TEXT TO READ ->
This might be the most self-serving post I’ve written. First a confession: I’m really stupid when it comes to math. Back in grade school I was already having trouble when the government forced “New Math” on us so we could compete with the Russians who’d just launched Sputnik, as if Russian children had anything to do with hurling a satellite into space.


As I grew I managed to avoid being sent to “special class,” packed with kids unable to control their bladders or because of poor math skills. Later in life I was spared by the invention of pocket calculators. It wasn’t that I was minimal—no need to feel sorry for me (I was a wiz at art, history, philosophy and literature) but I didn’t have the password to access that part of my brain where mathematical ability was stored.


Now, at the age of fifty-nine, I’ve come to a realization certain to convince many of you that I am minimal: Mathematics isn’t real! And if you think you can prove mathematical principles are absolute, consider this. A mathematician trying to prove me wrong will do so using math. That opinion is tainted because math must first be proven before it can be used. The same for engineers and architects and computer designers—these would also use calculations to discredit my statement.

Rows from a dataset:
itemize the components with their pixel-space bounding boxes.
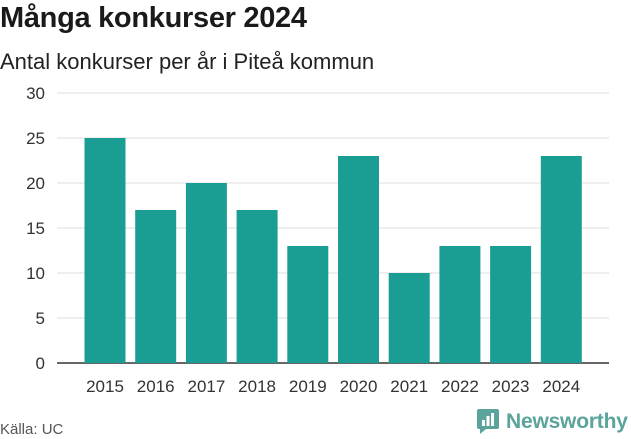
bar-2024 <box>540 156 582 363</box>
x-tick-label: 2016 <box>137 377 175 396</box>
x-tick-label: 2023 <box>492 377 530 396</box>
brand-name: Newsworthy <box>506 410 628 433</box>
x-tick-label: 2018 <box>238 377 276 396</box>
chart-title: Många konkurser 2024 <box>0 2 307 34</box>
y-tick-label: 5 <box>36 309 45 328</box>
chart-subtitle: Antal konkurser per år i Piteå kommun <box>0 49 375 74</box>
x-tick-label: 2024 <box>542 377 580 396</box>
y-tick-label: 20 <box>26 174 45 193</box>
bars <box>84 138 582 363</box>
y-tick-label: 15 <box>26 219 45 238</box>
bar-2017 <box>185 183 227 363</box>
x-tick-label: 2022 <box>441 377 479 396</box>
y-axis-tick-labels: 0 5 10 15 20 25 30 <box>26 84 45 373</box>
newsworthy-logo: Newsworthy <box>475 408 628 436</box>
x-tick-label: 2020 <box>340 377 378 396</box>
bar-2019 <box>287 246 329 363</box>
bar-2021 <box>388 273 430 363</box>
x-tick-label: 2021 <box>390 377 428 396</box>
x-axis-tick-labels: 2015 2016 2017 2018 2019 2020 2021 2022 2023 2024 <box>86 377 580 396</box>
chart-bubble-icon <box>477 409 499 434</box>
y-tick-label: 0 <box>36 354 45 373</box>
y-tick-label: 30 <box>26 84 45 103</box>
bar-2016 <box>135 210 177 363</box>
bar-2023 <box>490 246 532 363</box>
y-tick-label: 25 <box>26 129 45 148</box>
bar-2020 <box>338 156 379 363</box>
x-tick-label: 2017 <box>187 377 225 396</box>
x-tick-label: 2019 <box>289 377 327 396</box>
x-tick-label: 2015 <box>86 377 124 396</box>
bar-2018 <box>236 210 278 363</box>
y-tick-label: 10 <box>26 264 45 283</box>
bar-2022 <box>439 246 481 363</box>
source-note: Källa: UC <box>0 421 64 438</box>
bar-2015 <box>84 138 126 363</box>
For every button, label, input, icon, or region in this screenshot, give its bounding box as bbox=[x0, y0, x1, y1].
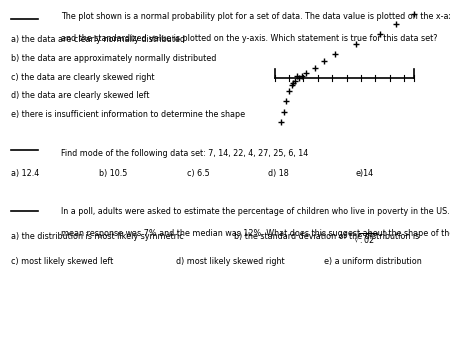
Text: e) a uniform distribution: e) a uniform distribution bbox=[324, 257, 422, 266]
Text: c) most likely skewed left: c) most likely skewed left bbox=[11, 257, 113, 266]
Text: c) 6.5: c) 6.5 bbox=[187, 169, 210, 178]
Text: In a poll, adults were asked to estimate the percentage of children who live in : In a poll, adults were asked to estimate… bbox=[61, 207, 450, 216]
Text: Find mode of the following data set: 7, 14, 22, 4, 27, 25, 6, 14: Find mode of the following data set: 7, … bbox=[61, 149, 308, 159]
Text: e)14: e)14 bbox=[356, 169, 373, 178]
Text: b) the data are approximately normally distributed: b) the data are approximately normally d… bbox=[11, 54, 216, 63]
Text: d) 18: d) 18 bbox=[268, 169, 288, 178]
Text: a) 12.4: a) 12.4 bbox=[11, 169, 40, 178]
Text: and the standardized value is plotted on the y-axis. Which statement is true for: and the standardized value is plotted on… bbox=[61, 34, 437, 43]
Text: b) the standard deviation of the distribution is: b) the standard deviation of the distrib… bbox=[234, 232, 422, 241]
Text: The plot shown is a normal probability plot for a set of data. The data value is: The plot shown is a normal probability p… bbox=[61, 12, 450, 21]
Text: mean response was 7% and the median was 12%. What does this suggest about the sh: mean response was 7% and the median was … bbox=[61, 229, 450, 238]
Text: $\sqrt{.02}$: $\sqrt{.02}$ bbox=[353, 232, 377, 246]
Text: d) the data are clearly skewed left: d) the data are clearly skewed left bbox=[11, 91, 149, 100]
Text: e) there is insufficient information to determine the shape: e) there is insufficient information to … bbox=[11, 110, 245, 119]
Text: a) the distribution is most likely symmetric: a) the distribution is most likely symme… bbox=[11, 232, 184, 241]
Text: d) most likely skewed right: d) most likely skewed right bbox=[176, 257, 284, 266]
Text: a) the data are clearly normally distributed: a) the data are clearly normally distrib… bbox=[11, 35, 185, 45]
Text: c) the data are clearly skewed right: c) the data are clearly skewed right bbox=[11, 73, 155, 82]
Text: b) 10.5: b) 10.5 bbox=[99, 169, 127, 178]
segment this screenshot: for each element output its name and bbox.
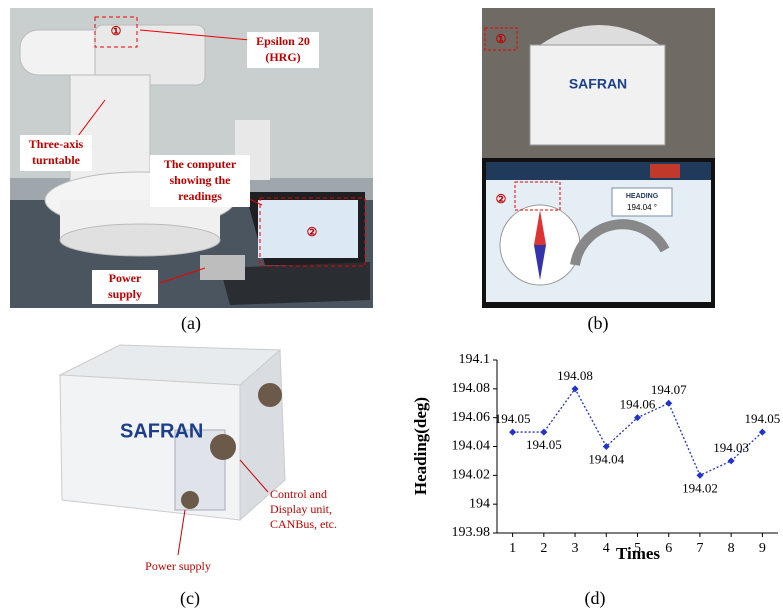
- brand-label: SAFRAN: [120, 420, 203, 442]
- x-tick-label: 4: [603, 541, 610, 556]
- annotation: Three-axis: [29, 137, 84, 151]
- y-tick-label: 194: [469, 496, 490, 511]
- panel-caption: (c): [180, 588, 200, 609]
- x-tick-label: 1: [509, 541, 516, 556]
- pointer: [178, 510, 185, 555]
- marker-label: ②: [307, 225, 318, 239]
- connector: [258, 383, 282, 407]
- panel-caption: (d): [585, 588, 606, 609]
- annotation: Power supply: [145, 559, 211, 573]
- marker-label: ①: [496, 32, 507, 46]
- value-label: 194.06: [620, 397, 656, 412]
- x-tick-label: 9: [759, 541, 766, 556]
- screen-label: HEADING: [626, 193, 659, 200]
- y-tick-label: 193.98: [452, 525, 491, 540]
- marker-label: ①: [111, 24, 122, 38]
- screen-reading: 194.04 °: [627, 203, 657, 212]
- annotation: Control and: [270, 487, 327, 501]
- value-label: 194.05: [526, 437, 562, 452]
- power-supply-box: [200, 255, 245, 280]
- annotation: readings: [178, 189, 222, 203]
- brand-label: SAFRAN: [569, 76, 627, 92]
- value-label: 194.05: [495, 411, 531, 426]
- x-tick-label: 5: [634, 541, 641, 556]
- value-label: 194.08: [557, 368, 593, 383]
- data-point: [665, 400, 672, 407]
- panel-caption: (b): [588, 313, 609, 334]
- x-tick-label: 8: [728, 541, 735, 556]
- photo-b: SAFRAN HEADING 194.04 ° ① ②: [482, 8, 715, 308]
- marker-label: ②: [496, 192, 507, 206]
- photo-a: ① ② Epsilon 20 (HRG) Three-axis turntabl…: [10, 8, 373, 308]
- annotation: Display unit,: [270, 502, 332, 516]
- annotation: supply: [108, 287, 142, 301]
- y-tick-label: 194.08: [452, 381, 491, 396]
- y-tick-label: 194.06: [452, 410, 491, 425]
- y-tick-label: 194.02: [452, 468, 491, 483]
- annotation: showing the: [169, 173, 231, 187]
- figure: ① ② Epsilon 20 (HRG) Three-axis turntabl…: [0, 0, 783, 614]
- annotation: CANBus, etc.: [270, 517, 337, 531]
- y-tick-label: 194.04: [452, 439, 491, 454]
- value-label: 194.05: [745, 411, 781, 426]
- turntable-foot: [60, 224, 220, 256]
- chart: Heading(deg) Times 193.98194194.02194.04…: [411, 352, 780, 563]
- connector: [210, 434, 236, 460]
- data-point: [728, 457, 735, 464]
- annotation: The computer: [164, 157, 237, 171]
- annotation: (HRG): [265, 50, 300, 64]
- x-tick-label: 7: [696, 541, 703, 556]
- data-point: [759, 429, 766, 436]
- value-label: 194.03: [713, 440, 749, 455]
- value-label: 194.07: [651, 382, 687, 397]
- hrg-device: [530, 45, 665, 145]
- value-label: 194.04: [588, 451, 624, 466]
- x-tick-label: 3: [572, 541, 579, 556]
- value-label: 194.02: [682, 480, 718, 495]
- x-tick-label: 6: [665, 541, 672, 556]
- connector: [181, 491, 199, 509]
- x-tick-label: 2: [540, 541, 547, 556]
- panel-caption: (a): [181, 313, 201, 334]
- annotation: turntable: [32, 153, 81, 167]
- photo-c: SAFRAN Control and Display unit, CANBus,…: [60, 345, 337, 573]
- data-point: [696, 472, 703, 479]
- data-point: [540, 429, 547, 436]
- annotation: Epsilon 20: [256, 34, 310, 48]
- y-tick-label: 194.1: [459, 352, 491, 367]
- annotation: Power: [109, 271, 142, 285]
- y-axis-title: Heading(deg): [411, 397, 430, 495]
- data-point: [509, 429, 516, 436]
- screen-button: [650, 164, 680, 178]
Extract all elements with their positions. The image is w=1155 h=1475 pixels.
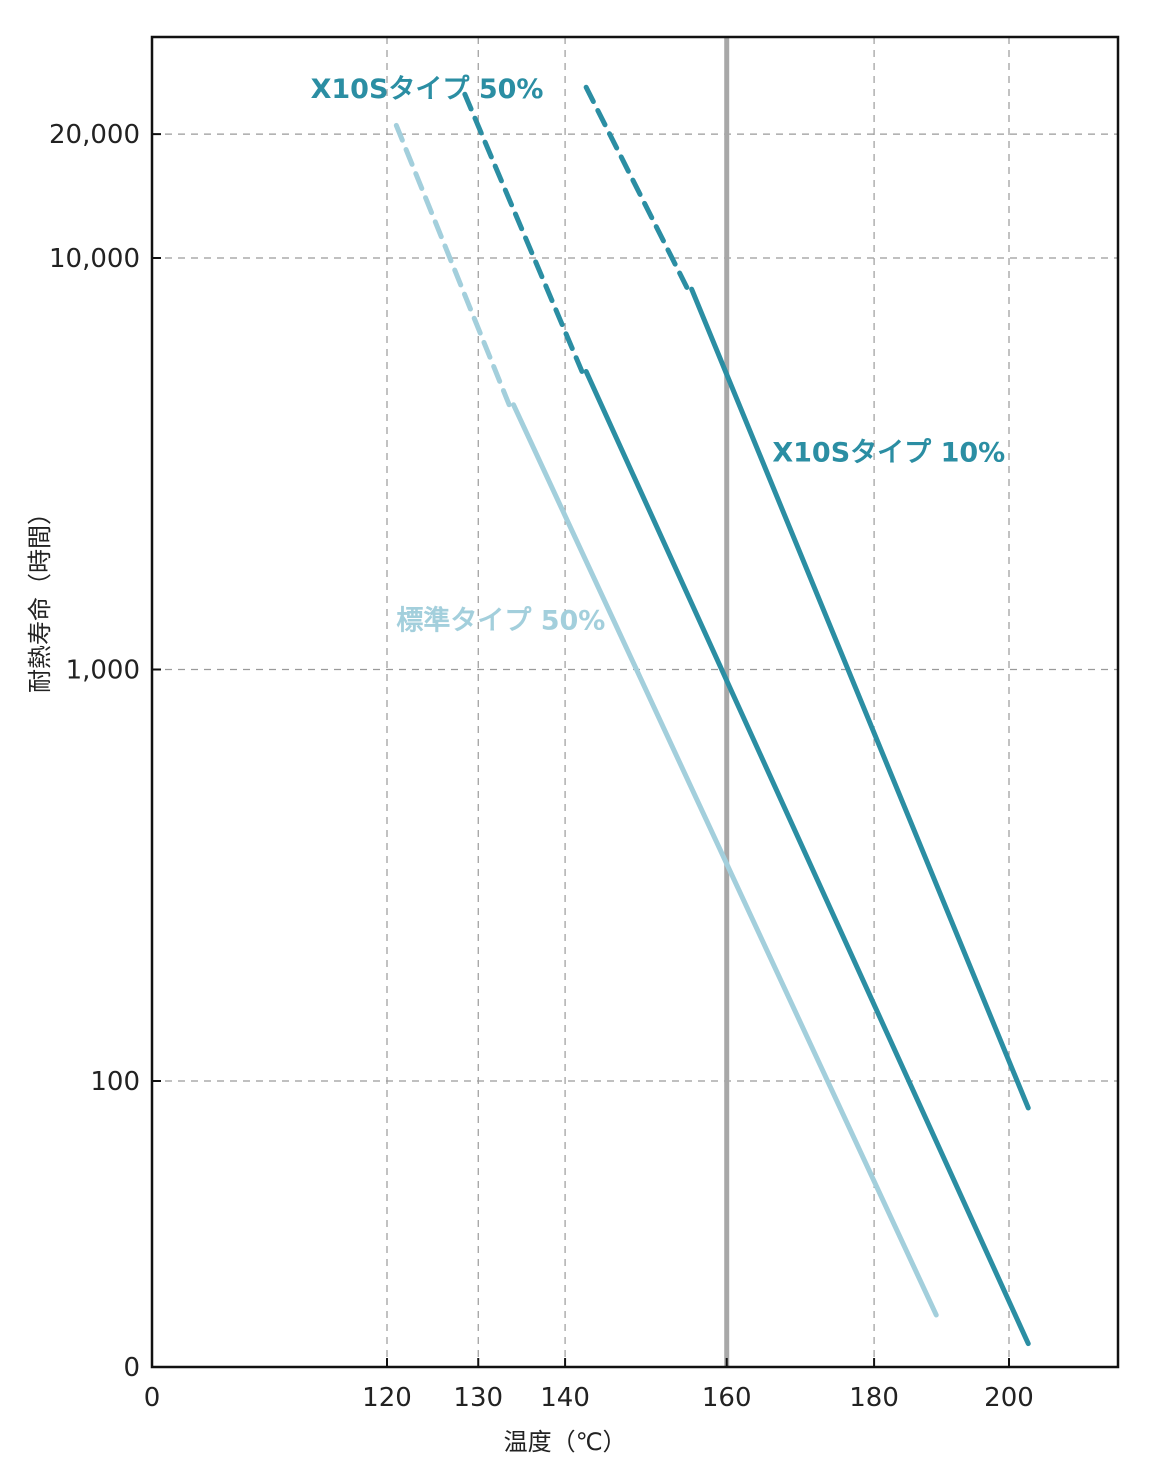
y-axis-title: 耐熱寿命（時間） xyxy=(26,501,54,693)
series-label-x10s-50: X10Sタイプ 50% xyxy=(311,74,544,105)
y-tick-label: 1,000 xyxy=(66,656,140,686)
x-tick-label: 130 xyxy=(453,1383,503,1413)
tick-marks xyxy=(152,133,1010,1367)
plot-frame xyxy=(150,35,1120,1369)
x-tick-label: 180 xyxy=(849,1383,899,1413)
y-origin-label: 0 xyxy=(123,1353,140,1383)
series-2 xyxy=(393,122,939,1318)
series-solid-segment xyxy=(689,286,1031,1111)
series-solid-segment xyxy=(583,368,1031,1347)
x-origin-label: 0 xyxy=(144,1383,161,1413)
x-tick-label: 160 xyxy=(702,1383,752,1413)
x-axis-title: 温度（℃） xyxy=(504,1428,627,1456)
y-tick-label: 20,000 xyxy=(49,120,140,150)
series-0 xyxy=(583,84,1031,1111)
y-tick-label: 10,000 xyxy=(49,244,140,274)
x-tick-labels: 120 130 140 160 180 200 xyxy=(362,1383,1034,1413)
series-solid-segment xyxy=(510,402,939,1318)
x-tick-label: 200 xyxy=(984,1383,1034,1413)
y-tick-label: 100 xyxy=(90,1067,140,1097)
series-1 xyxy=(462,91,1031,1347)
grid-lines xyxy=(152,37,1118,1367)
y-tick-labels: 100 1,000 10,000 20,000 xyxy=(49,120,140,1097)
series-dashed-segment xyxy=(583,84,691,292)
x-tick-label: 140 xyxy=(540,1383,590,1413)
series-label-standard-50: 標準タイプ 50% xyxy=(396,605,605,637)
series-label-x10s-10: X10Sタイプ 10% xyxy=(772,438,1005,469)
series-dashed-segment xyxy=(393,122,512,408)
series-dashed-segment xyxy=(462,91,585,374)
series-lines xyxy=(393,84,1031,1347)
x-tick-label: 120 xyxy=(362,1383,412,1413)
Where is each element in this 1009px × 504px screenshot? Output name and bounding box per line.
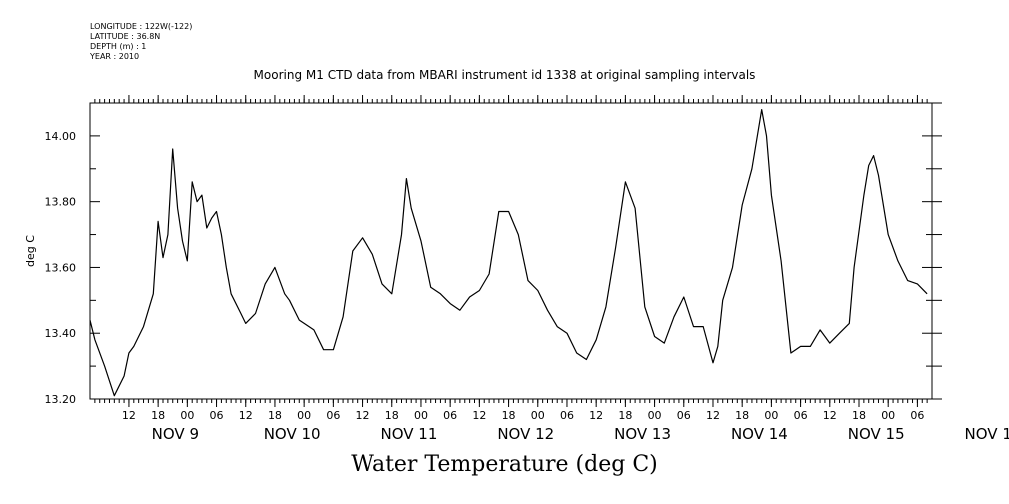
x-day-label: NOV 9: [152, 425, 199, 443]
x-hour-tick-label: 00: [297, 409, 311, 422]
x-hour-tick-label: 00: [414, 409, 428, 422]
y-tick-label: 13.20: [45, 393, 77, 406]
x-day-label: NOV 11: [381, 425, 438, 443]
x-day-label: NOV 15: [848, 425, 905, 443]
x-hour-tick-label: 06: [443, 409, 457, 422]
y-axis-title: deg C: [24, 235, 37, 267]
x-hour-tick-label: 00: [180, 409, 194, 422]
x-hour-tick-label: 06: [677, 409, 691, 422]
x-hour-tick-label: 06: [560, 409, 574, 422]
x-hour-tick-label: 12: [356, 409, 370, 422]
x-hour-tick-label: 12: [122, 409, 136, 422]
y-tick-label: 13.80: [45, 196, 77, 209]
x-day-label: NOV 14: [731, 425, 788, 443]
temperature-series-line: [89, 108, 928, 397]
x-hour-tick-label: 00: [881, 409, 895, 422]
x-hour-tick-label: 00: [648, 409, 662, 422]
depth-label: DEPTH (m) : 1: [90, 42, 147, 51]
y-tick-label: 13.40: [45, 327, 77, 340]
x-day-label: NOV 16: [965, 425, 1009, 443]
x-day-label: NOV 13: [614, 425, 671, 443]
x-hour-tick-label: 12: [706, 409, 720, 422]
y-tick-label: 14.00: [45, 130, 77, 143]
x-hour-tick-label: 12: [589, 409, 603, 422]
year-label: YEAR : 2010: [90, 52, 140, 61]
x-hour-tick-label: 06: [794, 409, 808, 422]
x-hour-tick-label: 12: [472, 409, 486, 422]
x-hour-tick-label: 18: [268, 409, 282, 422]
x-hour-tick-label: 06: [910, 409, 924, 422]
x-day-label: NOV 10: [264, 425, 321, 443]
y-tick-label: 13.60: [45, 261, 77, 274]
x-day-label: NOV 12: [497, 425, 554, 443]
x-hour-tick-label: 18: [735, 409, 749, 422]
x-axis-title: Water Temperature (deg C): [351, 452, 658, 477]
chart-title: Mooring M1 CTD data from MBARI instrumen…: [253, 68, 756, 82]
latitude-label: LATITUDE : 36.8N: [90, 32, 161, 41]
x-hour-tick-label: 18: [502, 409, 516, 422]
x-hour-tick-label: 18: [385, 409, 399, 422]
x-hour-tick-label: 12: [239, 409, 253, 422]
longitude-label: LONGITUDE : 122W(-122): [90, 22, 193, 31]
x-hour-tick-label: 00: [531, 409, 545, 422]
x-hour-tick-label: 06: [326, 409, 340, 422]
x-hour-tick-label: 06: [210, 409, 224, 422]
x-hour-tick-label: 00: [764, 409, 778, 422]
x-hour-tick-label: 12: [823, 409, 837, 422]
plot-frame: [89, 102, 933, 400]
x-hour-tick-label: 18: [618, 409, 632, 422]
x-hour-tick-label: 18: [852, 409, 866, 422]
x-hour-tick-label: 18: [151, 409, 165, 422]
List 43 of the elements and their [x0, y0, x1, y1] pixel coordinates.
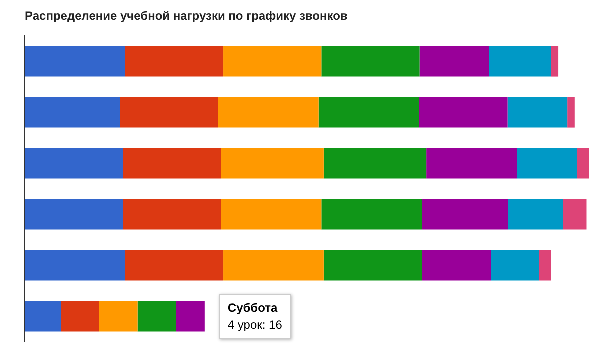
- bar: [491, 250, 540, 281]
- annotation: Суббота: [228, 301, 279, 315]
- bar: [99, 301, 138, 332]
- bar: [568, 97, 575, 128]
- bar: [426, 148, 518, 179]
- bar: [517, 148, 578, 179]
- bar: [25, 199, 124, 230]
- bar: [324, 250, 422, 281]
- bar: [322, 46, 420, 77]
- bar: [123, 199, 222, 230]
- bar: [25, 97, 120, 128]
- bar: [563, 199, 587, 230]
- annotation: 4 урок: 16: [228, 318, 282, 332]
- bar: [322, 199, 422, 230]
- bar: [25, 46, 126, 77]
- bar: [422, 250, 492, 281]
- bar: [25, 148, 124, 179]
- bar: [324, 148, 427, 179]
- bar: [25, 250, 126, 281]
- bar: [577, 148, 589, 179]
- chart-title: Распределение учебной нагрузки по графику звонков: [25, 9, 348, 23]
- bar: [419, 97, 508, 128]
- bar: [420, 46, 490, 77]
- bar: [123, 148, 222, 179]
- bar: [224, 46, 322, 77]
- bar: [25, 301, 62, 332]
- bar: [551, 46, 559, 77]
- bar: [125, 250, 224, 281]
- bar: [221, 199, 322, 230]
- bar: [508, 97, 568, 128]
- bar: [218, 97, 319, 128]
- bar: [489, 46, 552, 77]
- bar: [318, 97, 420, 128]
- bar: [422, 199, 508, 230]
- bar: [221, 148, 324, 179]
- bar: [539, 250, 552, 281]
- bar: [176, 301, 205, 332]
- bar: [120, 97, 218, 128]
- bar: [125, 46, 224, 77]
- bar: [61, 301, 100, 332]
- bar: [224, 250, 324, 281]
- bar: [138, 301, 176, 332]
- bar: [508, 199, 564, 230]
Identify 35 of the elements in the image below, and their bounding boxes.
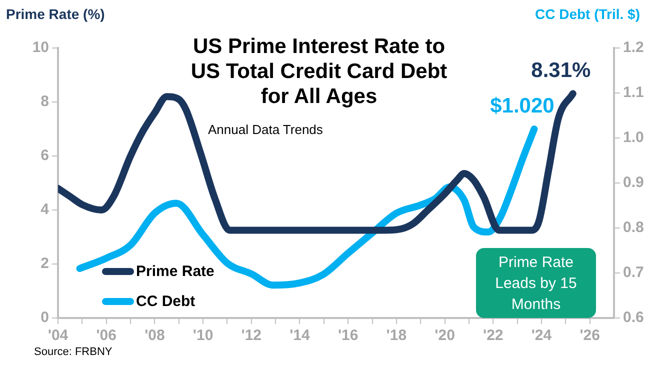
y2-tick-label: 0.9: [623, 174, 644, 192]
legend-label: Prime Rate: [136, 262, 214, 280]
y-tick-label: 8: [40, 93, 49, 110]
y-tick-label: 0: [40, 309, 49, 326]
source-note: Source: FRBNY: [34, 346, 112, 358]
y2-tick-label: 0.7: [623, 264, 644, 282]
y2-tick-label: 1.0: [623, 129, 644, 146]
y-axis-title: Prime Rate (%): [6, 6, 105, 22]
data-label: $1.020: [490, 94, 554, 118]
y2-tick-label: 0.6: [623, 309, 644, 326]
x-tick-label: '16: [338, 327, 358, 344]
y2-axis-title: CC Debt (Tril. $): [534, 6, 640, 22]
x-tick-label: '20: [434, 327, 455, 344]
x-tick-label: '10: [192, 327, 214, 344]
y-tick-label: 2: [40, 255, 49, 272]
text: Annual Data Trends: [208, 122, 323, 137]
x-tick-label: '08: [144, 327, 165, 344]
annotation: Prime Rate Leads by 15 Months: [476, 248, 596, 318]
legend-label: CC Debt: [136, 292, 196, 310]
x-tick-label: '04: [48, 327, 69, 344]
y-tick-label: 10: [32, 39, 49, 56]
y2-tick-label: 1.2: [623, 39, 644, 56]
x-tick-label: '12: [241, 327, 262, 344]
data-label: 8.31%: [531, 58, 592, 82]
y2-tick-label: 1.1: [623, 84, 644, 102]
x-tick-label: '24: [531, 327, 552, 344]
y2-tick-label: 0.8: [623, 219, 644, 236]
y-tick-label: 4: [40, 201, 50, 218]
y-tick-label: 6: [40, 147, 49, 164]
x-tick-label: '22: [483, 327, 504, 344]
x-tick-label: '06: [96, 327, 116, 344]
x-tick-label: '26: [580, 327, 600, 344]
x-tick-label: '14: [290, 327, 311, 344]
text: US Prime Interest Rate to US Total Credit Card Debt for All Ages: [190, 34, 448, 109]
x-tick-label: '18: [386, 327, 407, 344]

REQUIREMENT 1 ->
From the post about math, return the passage that begins at the words "Now, at the" and stops after the words "discredit my statement.".
REQUIREMENT 2 ->
According to the post about math, what invention spared the writer later in life?
REQUIREMENT 3 ->
Extend the post about math by writing what comes next after its last sentence.

EXERCISE RESULT 1 ->
Now, at the age of fifty-nine, I’ve come to a realization certain to convince many of you that I am minimal: Mathematics isn’t real! And if you think you can prove mathematical principles are absolute, consider this. A mathematician trying to prove me wrong will do so using math. That opinion is tainted because math must first be proven before it can be used. The same for engineers and architects and computer designers—these would also use calculations to discredit my statement.

EXERCISE RESULT 2 ->
The invention of pocket calculators.

EXERCISE RESULT 3 ->
Here’s an example of how the hoax works. Sometime around 1687 Newton published his Law of Universal Gravitation, and since then our collective imagination has envisioned Newton sitting under a tree with an apple falling on his head. But Newton’s ideas about gravity were only a theory, one the cocky little know-it-all was determined to prove. But how? He needed to create a method of proof. So he invented calculus. This is like creating a playground game where you alone get to determine the rules. In Star Trek lore this is kin to Captain Kirk reprogramming the computer so he could win the famed Kobayashi Maru test. Newton, like Captain Kirk in the imaginary future, cheated.


Food for thought: In 1977 Voyager was launched into space with a golden record containing, among other things, mathematical equations, based on the principle that math was the most perfect of languages, even though we’ve been told repeatedly that space and time and matter are likely to be unrecognizable in the far reaches of space. Why then wouldn’t math also be different, if it existed at all? Why do we put all of our faith in math?


It’s simple really; math provides us with all of our marvelous toys. None of our cars or planes or telephones or skyscrapers or computers would exist without math. All of these were created assuming that math was real. They couldn’t have existed otherwise.


But if these inventions exist, how can math not be real? Well, math was once used to prove that the Earth was flat and the center of the universe. Math once proved that the Earth was the size of the Moon and humans walked the Earth at the same time as the dinosaurs. Math has been used to discount the existence of dinosaurs altogether, and has led to misassumptions about the human body. Now scientists, while trying to analyze the expansion of the universe, are trying to reveal the links between mathematics and time. Anyone putting their faith in math is like a lizard sunning itself on a tortoise. You might think you’re on a hilltop, but wait until you start moving.


All of you who have been traumatized by a lack of mathematical ability can thank me now for poking holes in this sacred balloon. Those of you who aren’t convinced should repeat this ditty ten times: that’s once for each finger. Figuring out how many fingers we have is probably how this ball got rolling in the first place.


Math is fake and this I know,

Even if Newton (or Einstein) tell me so.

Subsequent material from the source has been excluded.